▶ AIM: Copy out every line of the material below word for word, changing nothing.

▶ EXERCISE MATERIAL:
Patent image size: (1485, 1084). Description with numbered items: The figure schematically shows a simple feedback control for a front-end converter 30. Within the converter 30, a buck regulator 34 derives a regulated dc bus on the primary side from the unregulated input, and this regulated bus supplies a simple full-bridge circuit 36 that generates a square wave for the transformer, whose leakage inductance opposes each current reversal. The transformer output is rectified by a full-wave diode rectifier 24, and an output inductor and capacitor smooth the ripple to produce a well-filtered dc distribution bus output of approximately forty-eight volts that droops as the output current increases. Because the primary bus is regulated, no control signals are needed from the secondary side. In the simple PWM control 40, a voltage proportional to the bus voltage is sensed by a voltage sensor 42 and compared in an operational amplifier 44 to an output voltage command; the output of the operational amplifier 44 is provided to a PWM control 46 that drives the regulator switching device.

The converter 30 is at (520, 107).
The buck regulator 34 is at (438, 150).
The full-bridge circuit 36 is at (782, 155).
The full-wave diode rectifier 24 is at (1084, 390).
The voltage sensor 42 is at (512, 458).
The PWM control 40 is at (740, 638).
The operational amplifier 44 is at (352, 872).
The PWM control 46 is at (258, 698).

▶ THE COMPLETED TASK:
Patent image size: (1485, 1084). Description with numbered items: The figure schematically shows a simple feedback control for a front-end converter 30. Within the converter 30, a buck regulator 34 derives a regulated dc bus on the primary side from the unregulated input, and this regulated bus supplies a simple full-bridge circuit 36 that generates a square wave for the transformer, whose leakage inductance opposes each current reversal. The transformer output is rectified by a full-wave diode rectifier 24, and an output inductor and capacitor smooth the ripple to produce a well-filtered dc distribution bus output of approximately forty-eight volts that droops as the output current increases. Because the primary bus is regulated, no control signals are needed from the secondary side. In the simple PWM control 40, a voltage proportional to the bus voltage is sensed by a voltage sensor 42 and compared in an operational amplifier 44 to an output voltage command; the output of the operational amplifier 44 is provided to a PWM control 46 that drives the regulator switching device.

The converter 30 is at (520, 107).
The buck regulator 34 is at (438, 150).
The full-bridge circuit 36 is at (782, 155).
The full-wave diode rectifier 24 is at (1084, 390).
The voltage sensor 42 is at (512, 458).
The PWM control 40 is at (740, 638).
The operational amplifier 44 is at (352, 872).
The PWM control 46 is at (258, 698).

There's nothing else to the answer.